** TO DO **
Give every line back verbatim, dropping all images.

** EXERCISE MATERIAL **
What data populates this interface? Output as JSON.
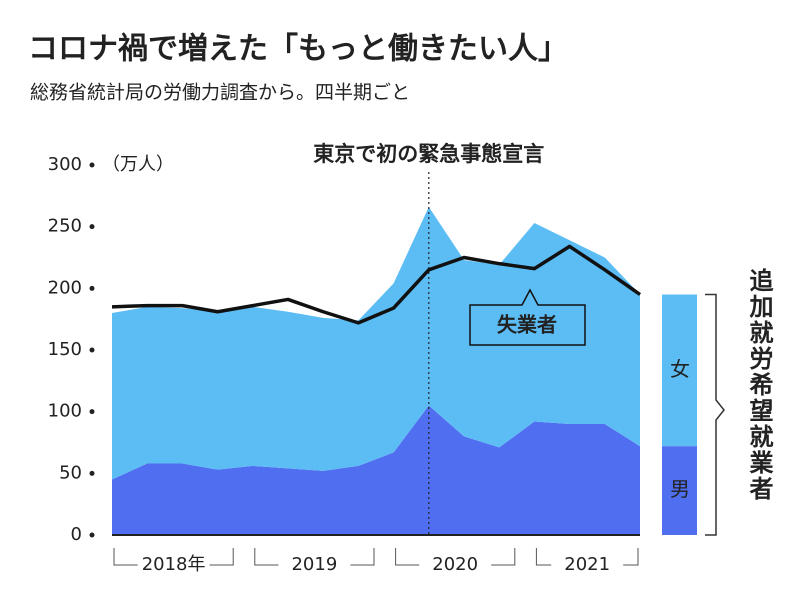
{
  "chart_data": {
    "type": "stacked-area-line",
    "title": "コロナ禍で増えた「もっと働きたい人」",
    "subtitle": "総務省統計局の労働力調査から。四半期ごと",
    "y_unit": "（万人）",
    "annotation": "東京で初の緊急事態宣言",
    "annotation_index": 9,
    "area_label": "追加就労希望就業者",
    "categories": [
      null,
      null,
      null,
      null,
      null,
      null,
      null,
      null,
      null,
      null,
      null,
      null,
      null,
      null,
      null,
      null
    ],
    "year_labels": [
      "2018年",
      "2019",
      "2020",
      "2021"
    ],
    "series": [
      {
        "name": "男",
        "color": "#4f6ef0",
        "kind": "area",
        "values": [
          45,
          58,
          58,
          53,
          56,
          54,
          52,
          56,
          67,
          105,
          80,
          71,
          92,
          90,
          90,
          72
        ]
      },
      {
        "name": "女",
        "color": "#5cbdf5",
        "kind": "area",
        "values": [
          135,
          127,
          126,
          128,
          129,
          127,
          124,
          118,
          137,
          161,
          143,
          148,
          161,
          149,
          135,
          123
        ]
      },
      {
        "name": "失業者",
        "color": "#111111",
        "kind": "line",
        "values": [
          185,
          186,
          186,
          181,
          186,
          191,
          181,
          172,
          184,
          215,
          225,
          220,
          216,
          234,
          215,
          195
        ]
      }
    ],
    "ylim": [
      0,
      300
    ],
    "yticks": [
      0,
      50,
      100,
      150,
      200,
      250,
      300
    ]
  }
}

** SOLUTION BELOW **
What data populates this interface? Output as JSON.
{
  "chart_data": {
    "type": "stacked-area-line",
    "title": "コロナ禍で増えた「もっと働きたい人」",
    "subtitle": "総務省統計局の労働力調査から。四半期ごと",
    "y_unit": "（万人）",
    "annotation": "東京で初の緊急事態宣言",
    "annotation_index": 9,
    "area_label": "追加就労希望就業者",
    "categories": [
      null,
      null,
      null,
      null,
      null,
      null,
      null,
      null,
      null,
      null,
      null,
      null,
      null,
      null,
      null,
      null
    ],
    "year_labels": [
      "2018年",
      "2019",
      "2020",
      "2021"
    ],
    "series": [
      {
        "name": "男",
        "color": "#4f6ef0",
        "kind": "area",
        "values": [
          45,
          58,
          58,
          53,
          56,
          54,
          52,
          56,
          67,
          105,
          80,
          71,
          92,
          90,
          90,
          72
        ]
      },
      {
        "name": "女",
        "color": "#5cbdf5",
        "kind": "area",
        "values": [
          135,
          127,
          126,
          128,
          129,
          127,
          124,
          118,
          137,
          161,
          143,
          148,
          161,
          149,
          135,
          123
        ]
      },
      {
        "name": "失業者",
        "color": "#111111",
        "kind": "line",
        "values": [
          185,
          186,
          186,
          181,
          186,
          191,
          181,
          172,
          184,
          215,
          225,
          220,
          216,
          234,
          215,
          195
        ]
      }
    ],
    "ylim": [
      0,
      300
    ],
    "yticks": [
      0,
      50,
      100,
      150,
      200,
      250,
      300
    ]
  }
}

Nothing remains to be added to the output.